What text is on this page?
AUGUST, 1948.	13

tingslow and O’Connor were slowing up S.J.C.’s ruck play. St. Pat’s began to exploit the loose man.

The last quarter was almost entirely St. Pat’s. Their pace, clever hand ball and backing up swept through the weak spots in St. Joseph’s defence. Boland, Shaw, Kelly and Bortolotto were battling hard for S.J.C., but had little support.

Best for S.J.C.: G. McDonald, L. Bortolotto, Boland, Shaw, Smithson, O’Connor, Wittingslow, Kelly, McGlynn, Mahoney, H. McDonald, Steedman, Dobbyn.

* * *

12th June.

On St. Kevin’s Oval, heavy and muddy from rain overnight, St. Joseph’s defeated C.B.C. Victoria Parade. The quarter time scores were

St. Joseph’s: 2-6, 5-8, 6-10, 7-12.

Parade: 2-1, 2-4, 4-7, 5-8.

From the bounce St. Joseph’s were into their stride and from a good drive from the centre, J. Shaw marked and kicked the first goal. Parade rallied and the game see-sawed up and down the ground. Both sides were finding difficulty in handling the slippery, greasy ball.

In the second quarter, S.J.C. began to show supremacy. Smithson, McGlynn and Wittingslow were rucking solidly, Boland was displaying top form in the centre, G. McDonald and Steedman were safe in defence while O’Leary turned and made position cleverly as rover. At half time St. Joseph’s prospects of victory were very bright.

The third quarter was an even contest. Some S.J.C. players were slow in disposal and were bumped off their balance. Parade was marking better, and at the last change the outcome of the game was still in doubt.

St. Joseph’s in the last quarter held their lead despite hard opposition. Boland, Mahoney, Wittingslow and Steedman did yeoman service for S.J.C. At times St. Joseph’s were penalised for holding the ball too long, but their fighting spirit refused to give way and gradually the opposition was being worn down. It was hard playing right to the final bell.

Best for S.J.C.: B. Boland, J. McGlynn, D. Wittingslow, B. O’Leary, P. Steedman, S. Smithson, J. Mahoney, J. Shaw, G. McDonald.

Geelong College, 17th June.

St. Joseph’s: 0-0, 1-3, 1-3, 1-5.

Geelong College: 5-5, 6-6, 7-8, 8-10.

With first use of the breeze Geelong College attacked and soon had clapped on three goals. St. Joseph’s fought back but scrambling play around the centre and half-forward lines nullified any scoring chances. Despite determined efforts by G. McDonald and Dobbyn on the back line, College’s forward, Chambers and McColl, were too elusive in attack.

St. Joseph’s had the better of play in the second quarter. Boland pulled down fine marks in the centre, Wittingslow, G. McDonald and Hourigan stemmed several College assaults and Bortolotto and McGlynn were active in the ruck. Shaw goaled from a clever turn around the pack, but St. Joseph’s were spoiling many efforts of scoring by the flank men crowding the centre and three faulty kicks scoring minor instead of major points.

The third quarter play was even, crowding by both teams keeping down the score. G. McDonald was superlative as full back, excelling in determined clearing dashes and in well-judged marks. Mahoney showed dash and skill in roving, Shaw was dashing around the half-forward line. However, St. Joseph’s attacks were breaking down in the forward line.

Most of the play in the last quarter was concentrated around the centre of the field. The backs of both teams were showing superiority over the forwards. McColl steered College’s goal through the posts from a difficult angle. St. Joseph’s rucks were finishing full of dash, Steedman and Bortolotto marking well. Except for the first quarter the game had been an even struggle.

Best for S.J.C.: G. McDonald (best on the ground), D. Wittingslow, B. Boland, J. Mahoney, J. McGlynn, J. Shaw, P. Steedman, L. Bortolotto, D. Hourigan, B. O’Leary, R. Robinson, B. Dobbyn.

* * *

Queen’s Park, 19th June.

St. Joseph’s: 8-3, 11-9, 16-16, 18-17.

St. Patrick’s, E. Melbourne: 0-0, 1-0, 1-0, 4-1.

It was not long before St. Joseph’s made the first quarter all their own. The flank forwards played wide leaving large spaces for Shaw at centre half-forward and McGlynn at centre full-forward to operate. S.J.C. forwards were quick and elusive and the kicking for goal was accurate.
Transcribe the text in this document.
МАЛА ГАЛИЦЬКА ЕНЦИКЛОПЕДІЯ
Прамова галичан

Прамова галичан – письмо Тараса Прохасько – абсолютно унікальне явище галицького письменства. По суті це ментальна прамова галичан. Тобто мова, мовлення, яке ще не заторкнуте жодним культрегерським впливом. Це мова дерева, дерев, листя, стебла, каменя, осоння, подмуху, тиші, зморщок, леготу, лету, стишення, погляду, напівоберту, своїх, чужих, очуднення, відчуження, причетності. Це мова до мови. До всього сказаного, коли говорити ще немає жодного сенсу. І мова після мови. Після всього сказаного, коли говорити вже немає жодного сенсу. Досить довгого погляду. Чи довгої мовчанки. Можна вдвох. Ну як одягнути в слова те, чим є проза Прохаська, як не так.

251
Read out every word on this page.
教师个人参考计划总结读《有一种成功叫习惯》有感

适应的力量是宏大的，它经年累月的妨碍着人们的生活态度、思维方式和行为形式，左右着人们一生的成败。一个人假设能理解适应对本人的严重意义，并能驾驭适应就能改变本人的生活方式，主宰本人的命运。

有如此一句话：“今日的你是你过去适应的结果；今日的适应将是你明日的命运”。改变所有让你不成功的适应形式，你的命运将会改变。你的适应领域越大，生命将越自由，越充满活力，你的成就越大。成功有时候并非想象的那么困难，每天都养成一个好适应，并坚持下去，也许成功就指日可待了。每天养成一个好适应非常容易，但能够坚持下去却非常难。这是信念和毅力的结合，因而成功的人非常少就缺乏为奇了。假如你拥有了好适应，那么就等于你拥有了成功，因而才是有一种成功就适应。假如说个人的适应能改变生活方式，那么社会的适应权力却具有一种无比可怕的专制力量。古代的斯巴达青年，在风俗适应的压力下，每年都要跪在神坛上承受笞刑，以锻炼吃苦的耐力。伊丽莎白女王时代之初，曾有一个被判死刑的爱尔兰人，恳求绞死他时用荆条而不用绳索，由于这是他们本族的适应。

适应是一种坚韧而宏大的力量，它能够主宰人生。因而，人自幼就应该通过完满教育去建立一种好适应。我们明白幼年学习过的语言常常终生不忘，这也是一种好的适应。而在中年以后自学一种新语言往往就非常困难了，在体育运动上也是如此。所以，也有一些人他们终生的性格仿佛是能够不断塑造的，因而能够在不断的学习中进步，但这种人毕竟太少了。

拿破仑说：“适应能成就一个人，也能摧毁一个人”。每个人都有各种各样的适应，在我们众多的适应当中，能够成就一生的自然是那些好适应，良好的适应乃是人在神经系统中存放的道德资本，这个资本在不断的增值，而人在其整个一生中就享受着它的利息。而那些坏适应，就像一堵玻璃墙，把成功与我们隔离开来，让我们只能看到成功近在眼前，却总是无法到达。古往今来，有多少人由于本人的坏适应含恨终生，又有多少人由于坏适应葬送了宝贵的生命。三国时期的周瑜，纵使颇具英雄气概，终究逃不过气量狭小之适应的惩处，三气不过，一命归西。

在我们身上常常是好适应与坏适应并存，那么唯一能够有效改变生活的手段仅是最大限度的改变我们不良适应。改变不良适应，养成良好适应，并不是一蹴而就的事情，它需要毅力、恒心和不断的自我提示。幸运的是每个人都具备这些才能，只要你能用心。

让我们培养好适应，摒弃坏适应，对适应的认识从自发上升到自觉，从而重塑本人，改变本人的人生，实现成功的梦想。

• Directions for this task
Identify and copy lines that hold the string "text".

• Solution to the exercise
What text is on this page?
Transcribe the text in this document.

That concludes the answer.